*TASK DESCRIPTION*:
Reproduce the listing below without any change.
--- BEGIN RECORDED DATA ---
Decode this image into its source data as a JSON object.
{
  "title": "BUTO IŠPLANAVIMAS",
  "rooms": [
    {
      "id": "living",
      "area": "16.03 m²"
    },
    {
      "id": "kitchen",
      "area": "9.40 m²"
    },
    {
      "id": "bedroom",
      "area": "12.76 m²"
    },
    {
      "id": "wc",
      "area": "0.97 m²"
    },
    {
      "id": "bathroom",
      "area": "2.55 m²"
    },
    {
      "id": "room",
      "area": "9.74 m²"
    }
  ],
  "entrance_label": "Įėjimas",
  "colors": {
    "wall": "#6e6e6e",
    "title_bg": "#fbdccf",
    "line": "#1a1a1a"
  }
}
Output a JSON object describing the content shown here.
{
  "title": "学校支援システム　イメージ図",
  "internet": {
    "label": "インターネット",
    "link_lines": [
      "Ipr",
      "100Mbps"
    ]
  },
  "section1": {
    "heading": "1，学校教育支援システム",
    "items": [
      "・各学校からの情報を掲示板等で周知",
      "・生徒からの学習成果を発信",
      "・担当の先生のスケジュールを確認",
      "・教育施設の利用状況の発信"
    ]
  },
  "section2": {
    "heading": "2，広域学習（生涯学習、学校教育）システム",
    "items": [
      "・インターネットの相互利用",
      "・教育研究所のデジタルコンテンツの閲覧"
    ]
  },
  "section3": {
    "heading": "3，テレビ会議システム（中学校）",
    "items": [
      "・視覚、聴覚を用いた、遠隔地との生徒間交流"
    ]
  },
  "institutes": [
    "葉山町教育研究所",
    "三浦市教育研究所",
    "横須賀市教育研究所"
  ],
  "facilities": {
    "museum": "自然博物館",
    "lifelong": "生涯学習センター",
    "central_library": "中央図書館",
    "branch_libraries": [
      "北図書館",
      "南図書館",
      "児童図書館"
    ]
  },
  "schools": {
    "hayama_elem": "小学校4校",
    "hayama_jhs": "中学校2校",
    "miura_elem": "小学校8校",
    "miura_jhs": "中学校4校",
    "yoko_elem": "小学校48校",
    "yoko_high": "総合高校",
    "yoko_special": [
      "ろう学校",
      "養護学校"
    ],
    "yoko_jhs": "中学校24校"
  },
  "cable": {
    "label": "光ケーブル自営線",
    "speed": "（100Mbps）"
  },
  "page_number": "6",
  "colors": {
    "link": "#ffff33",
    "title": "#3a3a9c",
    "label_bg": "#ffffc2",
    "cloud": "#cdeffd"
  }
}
--- END RECORDED DATA ---
*ANSWER IN FULL*:
Decode this image into its source data as a JSON object.
{
  "title": "BUTO IŠPLANAVIMAS",
  "rooms": [
    {
      "id": "living",
      "area": "16.03 m²"
    },
    {
      "id": "kitchen",
      "area": "9.40 m²"
    },
    {
      "id": "bedroom",
      "area": "12.76 m²"
    },
    {
      "id": "wc",
      "area": "0.97 m²"
    },
    {
      "id": "bathroom",
      "area": "2.55 m²"
    },
    {
      "id": "room",
      "area": "9.74 m²"
    }
  ],
  "entrance_label": "Įėjimas",
  "colors": {
    "wall": "#6e6e6e",
    "title_bg": "#fbdccf",
    "line": "#1a1a1a"
  }
}
Output a JSON object describing the content shown here.
{
  "title": "学校支援システム　イメージ図",
  "internet": {
    "label": "インターネット",
    "link_lines": [
      "Ipr",
      "100Mbps"
    ]
  },
  "section1": {
    "heading": "1，学校教育支援システム",
    "items": [
      "・各学校からの情報を掲示板等で周知",
      "・生徒からの学習成果を発信",
      "・担当の先生のスケジュールを確認",
      "・教育施設の利用状況の発信"
    ]
  },
  "section2": {
    "heading": "2，広域学習（生涯学習、学校教育）システム",
    "items": [
      "・インターネットの相互利用",
      "・教育研究所のデジタルコンテンツの閲覧"
    ]
  },
  "section3": {
    "heading": "3，テレビ会議システム（中学校）",
    "items": [
      "・視覚、聴覚を用いた、遠隔地との生徒間交流"
    ]
  },
  "institutes": [
    "葉山町教育研究所",
    "三浦市教育研究所",
    "横須賀市教育研究所"
  ],
  "facilities": {
    "museum": "自然博物館",
    "lifelong": "生涯学習センター",
    "central_library": "中央図書館",
    "branch_libraries": [
      "北図書館",
      "南図書館",
      "児童図書館"
    ]
  },
  "schools": {
    "hayama_elem": "小学校4校",
    "hayama_jhs": "中学校2校",
    "miura_elem": "小学校8校",
    "miura_jhs": "中学校4校",
    "yoko_elem": "小学校48校",
    "yoko_high": "総合高校",
    "yoko_special": [
      "ろう学校",
      "養護学校"
    ],
    "yoko_jhs": "中学校24校"
  },
  "cable": {
    "label": "光ケーブル自営線",
    "speed": "（100Mbps）"
  },
  "page_number": "6",
  "colors": {
    "link": "#ffff33",
    "title": "#3a3a9c",
    "label_bg": "#ffffc2",
    "cloud": "#cdeffd"
  }
}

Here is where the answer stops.